─── EXERCISE MATERIAL

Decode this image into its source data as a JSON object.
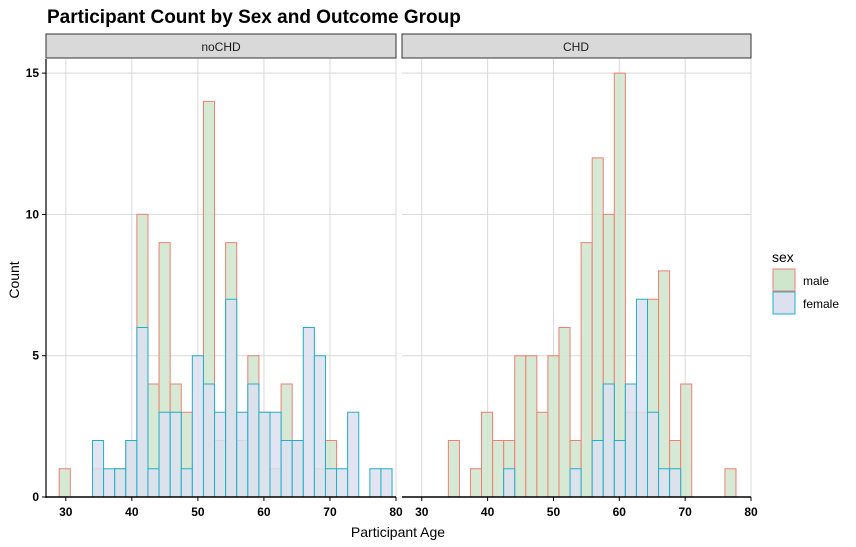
{
  "chart_data": {
    "type": "bar",
    "subtype": "faceted-histogram",
    "title": "Participant Count by Sex and Outcome Group",
    "xlabel": "Participant Age",
    "ylabel": "Count",
    "xlim": [
      27,
      80
    ],
    "ylim": [
      0,
      15.5
    ],
    "x_ticks": [
      30,
      40,
      50,
      60,
      70,
      80
    ],
    "y_ticks": [
      0,
      5,
      10,
      15
    ],
    "bin_start": 29,
    "bin_width": 1.68,
    "grid": true,
    "legend": {
      "title": "sex",
      "position": "right"
    },
    "colors": {
      "male_fill": "#cfe5cc",
      "male_line": "#f07f72",
      "female_fill": "#dde1ee",
      "female_line": "#1fb0c9",
      "strip_fill": "#d9d9d9",
      "grid": "#d9d9d9"
    },
    "series": [
      {
        "name": "male",
        "key": "male"
      },
      {
        "name": "female",
        "key": "female"
      }
    ],
    "panels": [
      {
        "label": "noCHD",
        "male": [
          1,
          0,
          0,
          1,
          0,
          1,
          2,
          10,
          4,
          9,
          4,
          3,
          0,
          14,
          2,
          9,
          2,
          5,
          3,
          1,
          4,
          2,
          0,
          1,
          2,
          0,
          0,
          0,
          0
        ],
        "female": [
          0,
          0,
          0,
          2,
          1,
          1,
          2,
          6,
          1,
          3,
          3,
          1,
          5,
          4,
          3,
          7,
          3,
          4,
          3,
          3,
          2,
          2,
          6,
          5,
          1,
          1,
          3,
          0,
          1,
          1
        ]
      },
      {
        "label": "CHD",
        "male": [
          0,
          0,
          0,
          2,
          0,
          1,
          3,
          2,
          2,
          5,
          5,
          3,
          5,
          6,
          2,
          9,
          12,
          10,
          15,
          3,
          3,
          7,
          8,
          2,
          4,
          0,
          0,
          0,
          1
        ],
        "female": [
          0,
          0,
          0,
          0,
          0,
          0,
          0,
          0,
          1,
          0,
          0,
          0,
          0,
          0,
          1,
          0,
          2,
          4,
          2,
          4,
          7,
          3,
          1,
          1,
          0,
          0,
          0,
          0,
          0
        ]
      }
    ]
  }
}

──────

Your copy of the data should match it exactly, except that pictures are left out.

Decode this image into its source data as a JSON object.
{
  "chart_data": {
    "type": "bar",
    "subtype": "faceted-histogram",
    "title": "Participant Count by Sex and Outcome Group",
    "xlabel": "Participant Age",
    "ylabel": "Count",
    "xlim": [
      27,
      80
    ],
    "ylim": [
      0,
      15.5
    ],
    "x_ticks": [
      30,
      40,
      50,
      60,
      70,
      80
    ],
    "y_ticks": [
      0,
      5,
      10,
      15
    ],
    "bin_start": 29,
    "bin_width": 1.68,
    "grid": true,
    "legend": {
      "title": "sex",
      "position": "right"
    },
    "colors": {
      "male_fill": "#cfe5cc",
      "male_line": "#f07f72",
      "female_fill": "#dde1ee",
      "female_line": "#1fb0c9",
      "strip_fill": "#d9d9d9",
      "grid": "#d9d9d9"
    },
    "series": [
      {
        "name": "male",
        "key": "male"
      },
      {
        "name": "female",
        "key": "female"
      }
    ],
    "panels": [
      {
        "label": "noCHD",
        "male": [
          1,
          0,
          0,
          1,
          0,
          1,
          2,
          10,
          4,
          9,
          4,
          3,
          0,
          14,
          2,
          9,
          2,
          5,
          3,
          1,
          4,
          2,
          0,
          1,
          2,
          0,
          0,
          0,
          0
        ],
        "female": [
          0,
          0,
          0,
          2,
          1,
          1,
          2,
          6,
          1,
          3,
          3,
          1,
          5,
          4,
          3,
          7,
          3,
          4,
          3,
          3,
          2,
          2,
          6,
          5,
          1,
          1,
          3,
          0,
          1,
          1
        ]
      },
      {
        "label": "CHD",
        "male": [
          0,
          0,
          0,
          2,
          0,
          1,
          3,
          2,
          2,
          5,
          5,
          3,
          5,
          6,
          2,
          9,
          12,
          10,
          15,
          3,
          3,
          7,
          8,
          2,
          4,
          0,
          0,
          0,
          1
        ],
        "female": [
          0,
          0,
          0,
          0,
          0,
          0,
          0,
          0,
          1,
          0,
          0,
          0,
          0,
          0,
          1,
          0,
          2,
          4,
          2,
          4,
          7,
          3,
          1,
          1,
          0,
          0,
          0,
          0,
          0
        ]
      }
    ]
  }
}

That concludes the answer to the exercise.